─── RECORDS FOR THE EXERCISE ───
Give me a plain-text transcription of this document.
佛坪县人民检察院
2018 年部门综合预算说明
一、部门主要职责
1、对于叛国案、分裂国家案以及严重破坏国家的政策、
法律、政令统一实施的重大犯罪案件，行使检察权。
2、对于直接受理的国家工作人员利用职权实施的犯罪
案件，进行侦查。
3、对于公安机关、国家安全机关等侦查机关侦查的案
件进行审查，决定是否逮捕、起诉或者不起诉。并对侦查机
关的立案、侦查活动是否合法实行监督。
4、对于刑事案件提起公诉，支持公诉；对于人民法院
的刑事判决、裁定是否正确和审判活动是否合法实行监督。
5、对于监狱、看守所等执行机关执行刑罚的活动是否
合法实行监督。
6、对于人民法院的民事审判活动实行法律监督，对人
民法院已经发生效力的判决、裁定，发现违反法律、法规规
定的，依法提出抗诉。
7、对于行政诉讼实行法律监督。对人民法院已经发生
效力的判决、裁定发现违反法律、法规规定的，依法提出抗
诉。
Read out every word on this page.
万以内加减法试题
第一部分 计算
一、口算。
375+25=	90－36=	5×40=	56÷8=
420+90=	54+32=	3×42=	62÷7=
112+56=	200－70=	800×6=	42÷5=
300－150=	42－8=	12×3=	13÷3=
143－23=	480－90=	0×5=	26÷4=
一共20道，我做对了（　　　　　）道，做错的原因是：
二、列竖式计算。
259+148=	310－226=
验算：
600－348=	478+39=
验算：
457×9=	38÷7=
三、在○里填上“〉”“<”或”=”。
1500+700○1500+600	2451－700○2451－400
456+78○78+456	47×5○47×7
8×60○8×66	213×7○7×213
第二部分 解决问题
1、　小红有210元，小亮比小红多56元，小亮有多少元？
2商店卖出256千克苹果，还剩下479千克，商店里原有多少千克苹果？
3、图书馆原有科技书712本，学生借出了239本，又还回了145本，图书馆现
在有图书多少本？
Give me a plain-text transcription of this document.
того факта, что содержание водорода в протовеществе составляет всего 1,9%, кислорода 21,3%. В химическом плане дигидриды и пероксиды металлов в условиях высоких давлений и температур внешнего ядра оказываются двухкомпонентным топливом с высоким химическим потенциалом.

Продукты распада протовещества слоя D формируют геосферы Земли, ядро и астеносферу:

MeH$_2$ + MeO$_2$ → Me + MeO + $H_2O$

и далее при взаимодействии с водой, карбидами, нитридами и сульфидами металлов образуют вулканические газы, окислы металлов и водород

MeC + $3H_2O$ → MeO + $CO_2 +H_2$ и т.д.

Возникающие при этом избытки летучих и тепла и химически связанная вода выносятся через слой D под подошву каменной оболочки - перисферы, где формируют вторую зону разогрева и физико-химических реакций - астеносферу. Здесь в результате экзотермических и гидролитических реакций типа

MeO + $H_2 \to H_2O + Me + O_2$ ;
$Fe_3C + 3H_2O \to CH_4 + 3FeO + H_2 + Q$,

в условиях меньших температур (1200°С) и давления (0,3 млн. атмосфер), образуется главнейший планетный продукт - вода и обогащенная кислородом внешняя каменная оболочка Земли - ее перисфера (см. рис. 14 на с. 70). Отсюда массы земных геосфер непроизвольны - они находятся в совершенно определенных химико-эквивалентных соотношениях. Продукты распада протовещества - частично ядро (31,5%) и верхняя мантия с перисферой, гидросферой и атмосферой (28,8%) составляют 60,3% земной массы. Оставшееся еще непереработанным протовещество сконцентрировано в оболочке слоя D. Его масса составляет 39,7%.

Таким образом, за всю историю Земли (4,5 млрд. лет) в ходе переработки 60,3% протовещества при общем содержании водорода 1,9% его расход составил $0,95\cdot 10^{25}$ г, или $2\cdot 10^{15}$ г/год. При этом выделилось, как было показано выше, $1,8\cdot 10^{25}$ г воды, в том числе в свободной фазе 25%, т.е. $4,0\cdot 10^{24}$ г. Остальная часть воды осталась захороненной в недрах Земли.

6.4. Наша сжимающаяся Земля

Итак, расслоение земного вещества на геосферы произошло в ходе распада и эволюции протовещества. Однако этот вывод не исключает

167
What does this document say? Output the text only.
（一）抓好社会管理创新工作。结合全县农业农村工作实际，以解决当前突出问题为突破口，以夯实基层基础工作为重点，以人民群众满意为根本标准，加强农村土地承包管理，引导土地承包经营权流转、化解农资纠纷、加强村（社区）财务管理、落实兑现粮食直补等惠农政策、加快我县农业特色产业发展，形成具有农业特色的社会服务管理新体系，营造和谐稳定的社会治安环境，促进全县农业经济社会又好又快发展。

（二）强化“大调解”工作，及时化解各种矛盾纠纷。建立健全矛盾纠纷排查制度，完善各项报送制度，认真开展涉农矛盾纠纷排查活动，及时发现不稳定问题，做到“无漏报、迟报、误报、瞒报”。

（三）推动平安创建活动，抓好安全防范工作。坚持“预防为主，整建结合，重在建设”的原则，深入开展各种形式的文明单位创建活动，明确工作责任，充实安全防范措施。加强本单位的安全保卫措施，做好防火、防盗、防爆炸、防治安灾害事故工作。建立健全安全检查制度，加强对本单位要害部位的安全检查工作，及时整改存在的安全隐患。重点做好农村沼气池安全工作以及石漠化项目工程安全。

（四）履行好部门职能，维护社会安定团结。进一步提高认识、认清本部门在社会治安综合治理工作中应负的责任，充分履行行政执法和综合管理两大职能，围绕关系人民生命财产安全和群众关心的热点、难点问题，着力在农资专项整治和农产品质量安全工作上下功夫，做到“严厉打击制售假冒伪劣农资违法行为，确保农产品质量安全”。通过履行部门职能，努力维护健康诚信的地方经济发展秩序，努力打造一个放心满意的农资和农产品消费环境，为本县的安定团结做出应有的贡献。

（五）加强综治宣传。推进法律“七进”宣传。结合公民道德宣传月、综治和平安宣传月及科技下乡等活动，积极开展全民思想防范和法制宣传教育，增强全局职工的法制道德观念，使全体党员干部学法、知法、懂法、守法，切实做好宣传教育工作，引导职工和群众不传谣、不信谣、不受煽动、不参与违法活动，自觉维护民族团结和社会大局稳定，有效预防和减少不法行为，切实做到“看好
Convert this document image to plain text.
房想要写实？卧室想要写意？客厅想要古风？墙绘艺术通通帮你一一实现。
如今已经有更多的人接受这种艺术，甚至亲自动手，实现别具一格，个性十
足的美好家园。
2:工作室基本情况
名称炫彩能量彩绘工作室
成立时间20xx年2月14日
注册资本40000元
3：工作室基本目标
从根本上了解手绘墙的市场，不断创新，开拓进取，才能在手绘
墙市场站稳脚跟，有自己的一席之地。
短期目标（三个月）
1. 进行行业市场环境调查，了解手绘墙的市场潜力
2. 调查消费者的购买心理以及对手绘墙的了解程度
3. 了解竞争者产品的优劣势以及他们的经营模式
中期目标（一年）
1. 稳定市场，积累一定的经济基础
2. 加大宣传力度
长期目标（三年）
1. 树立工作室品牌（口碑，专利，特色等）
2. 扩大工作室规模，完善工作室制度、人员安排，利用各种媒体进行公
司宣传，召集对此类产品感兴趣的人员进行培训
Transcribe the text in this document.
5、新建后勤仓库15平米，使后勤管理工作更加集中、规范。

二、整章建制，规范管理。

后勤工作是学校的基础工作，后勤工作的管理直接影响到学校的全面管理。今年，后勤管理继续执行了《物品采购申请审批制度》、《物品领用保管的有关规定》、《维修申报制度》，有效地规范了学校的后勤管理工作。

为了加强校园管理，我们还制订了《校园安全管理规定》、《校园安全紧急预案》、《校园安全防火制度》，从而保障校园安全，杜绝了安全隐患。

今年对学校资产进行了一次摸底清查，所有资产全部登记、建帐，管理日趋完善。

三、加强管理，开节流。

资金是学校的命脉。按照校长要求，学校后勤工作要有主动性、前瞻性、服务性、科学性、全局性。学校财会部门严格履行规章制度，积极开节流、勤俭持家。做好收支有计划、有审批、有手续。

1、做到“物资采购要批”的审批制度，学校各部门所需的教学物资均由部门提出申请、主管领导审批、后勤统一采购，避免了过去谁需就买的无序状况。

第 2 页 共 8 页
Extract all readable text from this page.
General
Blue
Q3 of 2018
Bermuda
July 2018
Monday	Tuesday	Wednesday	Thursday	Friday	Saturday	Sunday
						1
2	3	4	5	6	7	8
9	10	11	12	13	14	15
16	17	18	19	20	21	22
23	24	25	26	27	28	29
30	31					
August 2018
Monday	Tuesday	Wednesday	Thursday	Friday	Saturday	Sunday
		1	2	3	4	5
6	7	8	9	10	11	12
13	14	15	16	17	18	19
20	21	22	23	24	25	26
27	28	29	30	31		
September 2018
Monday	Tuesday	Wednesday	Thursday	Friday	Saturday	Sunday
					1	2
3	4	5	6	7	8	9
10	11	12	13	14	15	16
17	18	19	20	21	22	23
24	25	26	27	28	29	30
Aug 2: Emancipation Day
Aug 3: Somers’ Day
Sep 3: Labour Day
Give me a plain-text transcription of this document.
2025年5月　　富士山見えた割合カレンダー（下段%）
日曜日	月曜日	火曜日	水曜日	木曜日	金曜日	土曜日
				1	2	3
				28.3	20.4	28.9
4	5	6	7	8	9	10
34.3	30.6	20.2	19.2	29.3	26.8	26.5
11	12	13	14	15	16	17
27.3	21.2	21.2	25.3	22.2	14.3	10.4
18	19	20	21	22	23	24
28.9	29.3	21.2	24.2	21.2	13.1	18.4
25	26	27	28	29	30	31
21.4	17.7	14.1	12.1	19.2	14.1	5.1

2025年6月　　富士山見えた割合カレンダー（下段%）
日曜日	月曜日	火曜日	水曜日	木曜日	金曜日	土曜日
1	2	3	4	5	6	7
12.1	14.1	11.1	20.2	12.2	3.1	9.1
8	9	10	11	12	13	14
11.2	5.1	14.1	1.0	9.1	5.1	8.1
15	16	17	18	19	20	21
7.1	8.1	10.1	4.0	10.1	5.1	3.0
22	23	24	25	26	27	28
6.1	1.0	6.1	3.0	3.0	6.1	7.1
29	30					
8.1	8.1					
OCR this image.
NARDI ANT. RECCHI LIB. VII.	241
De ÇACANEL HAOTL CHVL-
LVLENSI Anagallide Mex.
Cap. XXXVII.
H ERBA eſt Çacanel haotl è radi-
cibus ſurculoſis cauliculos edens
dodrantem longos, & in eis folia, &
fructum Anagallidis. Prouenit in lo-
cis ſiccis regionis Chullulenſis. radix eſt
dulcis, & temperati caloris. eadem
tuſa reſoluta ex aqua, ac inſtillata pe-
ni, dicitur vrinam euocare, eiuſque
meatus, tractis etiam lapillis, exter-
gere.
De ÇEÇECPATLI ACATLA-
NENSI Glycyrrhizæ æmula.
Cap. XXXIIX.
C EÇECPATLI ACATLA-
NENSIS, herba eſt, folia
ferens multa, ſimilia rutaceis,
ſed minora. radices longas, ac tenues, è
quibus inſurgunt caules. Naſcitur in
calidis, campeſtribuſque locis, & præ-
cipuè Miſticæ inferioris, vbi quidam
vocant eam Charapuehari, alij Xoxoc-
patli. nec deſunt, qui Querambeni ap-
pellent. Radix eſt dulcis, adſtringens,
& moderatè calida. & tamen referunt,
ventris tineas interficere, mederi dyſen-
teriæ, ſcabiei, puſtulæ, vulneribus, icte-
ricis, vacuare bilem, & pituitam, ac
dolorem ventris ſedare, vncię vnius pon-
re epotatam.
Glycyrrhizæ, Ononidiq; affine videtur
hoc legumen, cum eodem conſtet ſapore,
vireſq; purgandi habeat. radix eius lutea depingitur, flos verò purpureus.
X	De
───
• [INSTRUCTION] For each line of the listing that holds the word "ventris", show that line.

• [COMPLETED TASK]
ventris tineas interficere, mederi dyſen-
dolorem ventris ſedare, vncię vnius pon-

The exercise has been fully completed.